● REQUIRED TASK: The records below are to be repeated in full, exactly as they are.

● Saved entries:

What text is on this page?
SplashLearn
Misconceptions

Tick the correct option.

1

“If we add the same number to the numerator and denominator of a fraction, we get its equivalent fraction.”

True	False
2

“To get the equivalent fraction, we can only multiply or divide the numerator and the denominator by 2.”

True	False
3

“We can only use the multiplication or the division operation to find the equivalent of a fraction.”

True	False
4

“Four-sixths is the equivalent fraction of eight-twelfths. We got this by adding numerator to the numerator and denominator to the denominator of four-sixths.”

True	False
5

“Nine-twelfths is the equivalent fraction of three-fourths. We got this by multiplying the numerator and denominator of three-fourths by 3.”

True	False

● EXPECTED OUTPUT:
What text is on this page?
SplashLearn
Misconceptions

Tick the correct option.

1

“If we add the same number to the numerator and denominator of a fraction, we get its equivalent fraction.”

True	False
2

“To get the equivalent fraction, we can only multiply or divide the numerator and the denominator by 2.”

True	False
3

“We can only use the multiplication or the division operation to find the equivalent of a fraction.”

True	False
4

“Four-sixths is the equivalent fraction of eight-twelfths. We got this by adding numerator to the numerator and denominator to the denominator of four-sixths.”

True	False
5

“Nine-twelfths is the equivalent fraction of three-fourths. We got this by multiplying the numerator and denominator of three-fourths by 3.”

True	False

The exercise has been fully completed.